_Requirements_
Pick out the lines in the listing below that contain the word "各镇人民政府" and copy them.
——
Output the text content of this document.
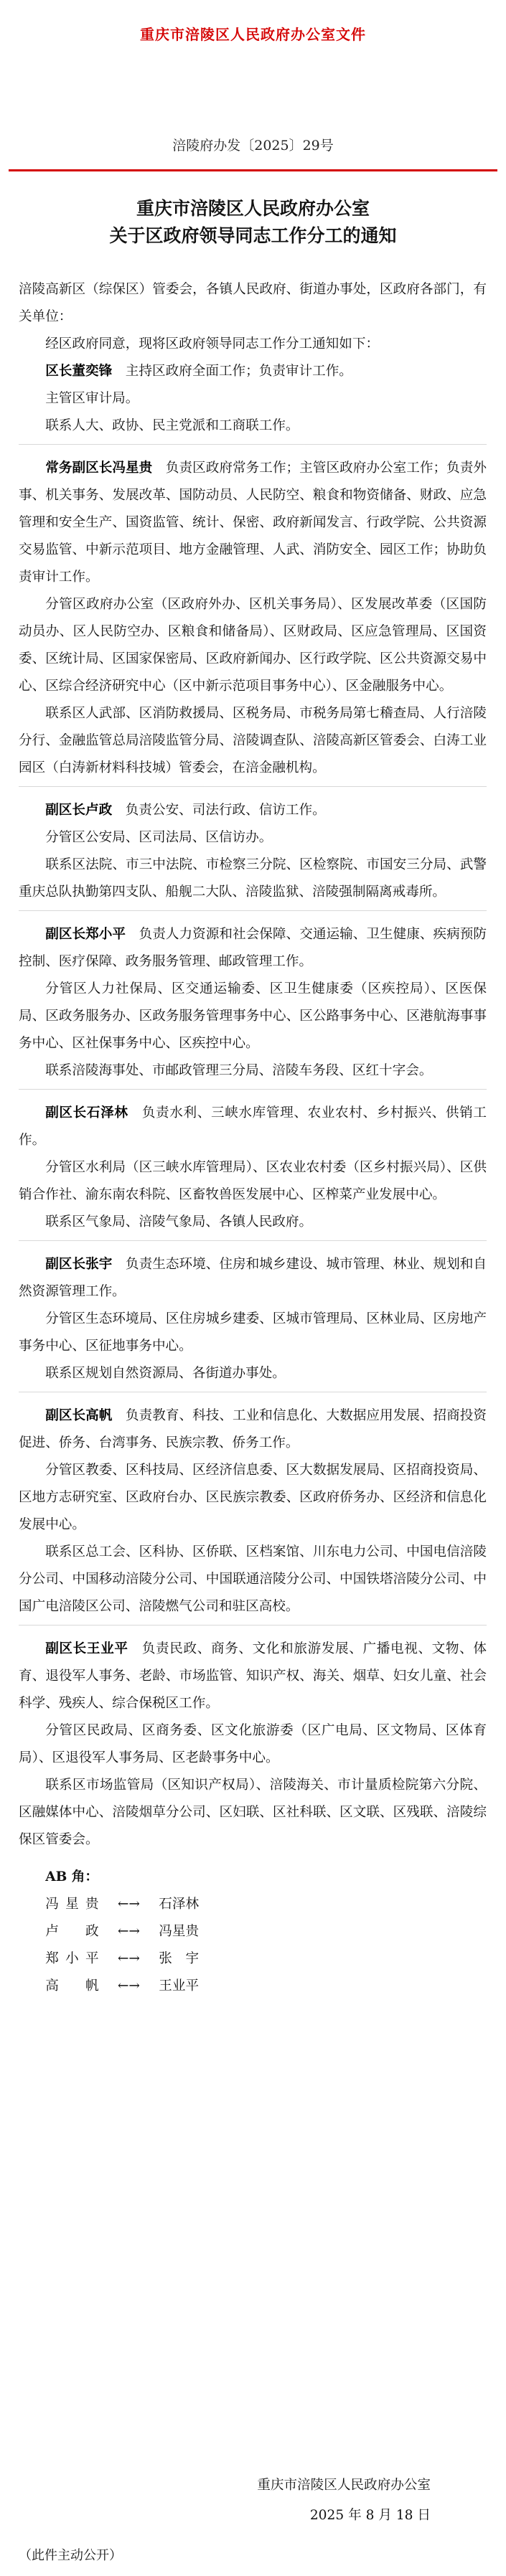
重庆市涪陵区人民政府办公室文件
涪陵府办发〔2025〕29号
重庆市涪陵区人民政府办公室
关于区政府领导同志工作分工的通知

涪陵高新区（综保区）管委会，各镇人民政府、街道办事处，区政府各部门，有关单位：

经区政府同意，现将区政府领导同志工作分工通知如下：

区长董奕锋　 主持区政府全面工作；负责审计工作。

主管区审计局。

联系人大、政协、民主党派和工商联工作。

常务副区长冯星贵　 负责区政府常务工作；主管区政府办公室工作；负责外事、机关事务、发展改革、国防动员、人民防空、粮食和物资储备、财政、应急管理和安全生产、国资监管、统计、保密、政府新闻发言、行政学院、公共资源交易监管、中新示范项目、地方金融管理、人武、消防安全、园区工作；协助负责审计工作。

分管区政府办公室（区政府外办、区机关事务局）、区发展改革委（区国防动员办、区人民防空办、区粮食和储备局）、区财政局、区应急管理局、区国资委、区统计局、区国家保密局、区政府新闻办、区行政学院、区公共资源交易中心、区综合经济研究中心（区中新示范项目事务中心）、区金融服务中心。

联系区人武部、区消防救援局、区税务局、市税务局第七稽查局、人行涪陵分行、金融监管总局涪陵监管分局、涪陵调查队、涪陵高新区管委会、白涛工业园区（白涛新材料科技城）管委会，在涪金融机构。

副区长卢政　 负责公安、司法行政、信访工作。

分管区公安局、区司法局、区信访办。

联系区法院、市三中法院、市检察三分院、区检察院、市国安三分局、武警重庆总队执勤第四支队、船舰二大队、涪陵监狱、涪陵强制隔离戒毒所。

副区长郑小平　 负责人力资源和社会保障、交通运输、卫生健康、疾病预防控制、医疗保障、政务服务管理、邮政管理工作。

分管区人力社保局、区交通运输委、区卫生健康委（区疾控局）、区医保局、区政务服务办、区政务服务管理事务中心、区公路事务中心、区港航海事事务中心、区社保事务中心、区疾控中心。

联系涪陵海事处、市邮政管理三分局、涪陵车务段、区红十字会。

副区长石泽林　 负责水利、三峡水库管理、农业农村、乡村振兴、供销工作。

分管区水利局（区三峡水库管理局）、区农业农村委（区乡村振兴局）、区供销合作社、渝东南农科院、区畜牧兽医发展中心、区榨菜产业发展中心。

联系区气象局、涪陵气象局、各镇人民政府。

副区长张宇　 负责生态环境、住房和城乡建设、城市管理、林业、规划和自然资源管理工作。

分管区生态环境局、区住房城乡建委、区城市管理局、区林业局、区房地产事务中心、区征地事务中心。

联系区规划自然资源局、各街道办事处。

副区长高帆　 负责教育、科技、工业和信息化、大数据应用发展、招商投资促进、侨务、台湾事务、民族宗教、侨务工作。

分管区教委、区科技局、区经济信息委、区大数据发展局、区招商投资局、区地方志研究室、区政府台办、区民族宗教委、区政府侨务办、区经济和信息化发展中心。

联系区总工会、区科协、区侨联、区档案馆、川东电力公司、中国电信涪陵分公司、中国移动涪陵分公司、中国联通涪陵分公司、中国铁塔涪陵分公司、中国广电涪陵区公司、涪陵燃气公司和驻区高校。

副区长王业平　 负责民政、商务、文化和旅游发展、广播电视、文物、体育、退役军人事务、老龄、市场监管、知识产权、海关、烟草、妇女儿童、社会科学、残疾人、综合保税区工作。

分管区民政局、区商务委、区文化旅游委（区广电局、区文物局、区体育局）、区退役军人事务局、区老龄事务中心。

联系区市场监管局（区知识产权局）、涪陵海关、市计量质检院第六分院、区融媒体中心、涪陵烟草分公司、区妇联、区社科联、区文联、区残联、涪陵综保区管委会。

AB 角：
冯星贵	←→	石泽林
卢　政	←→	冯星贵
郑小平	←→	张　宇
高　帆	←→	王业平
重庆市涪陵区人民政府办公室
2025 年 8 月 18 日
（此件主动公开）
——
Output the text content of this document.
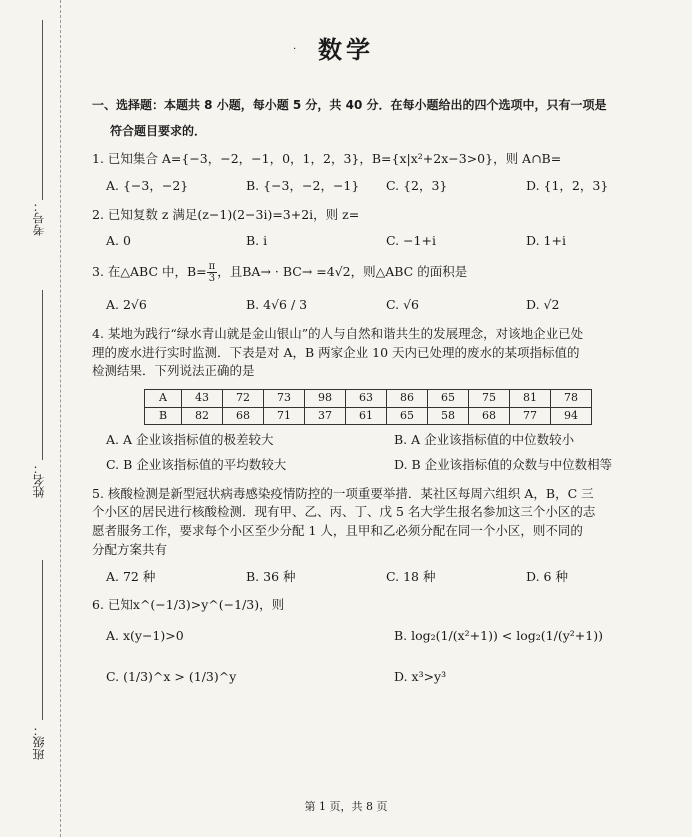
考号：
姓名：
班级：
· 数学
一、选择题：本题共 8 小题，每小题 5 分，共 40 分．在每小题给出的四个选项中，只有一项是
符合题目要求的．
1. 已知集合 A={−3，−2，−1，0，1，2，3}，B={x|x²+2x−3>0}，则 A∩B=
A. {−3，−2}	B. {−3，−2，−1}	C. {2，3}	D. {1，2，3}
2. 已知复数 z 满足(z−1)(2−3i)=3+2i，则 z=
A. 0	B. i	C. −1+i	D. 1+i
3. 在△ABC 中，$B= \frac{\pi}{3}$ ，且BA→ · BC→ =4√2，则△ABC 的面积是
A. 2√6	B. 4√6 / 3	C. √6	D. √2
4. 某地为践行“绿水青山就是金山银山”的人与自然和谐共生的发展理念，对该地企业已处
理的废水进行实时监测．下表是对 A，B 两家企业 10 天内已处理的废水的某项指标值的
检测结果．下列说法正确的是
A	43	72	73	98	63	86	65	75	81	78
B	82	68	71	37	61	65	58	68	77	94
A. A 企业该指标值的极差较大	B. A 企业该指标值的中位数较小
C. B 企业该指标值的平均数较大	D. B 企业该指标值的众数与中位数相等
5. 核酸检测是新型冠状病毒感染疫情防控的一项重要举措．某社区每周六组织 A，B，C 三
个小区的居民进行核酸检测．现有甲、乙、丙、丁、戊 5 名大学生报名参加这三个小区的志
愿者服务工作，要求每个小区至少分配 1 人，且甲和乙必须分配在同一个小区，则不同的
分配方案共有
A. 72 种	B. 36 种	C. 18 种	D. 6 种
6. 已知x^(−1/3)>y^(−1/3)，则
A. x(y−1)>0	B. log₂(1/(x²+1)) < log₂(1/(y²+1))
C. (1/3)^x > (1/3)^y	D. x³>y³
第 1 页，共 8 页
——
_Reply_
涪陵高新区（综保区）管委会，各镇人民政府、街道办事处，区政府各部门，有关单位：
联系区气象局、涪陵气象局、各镇人民政府。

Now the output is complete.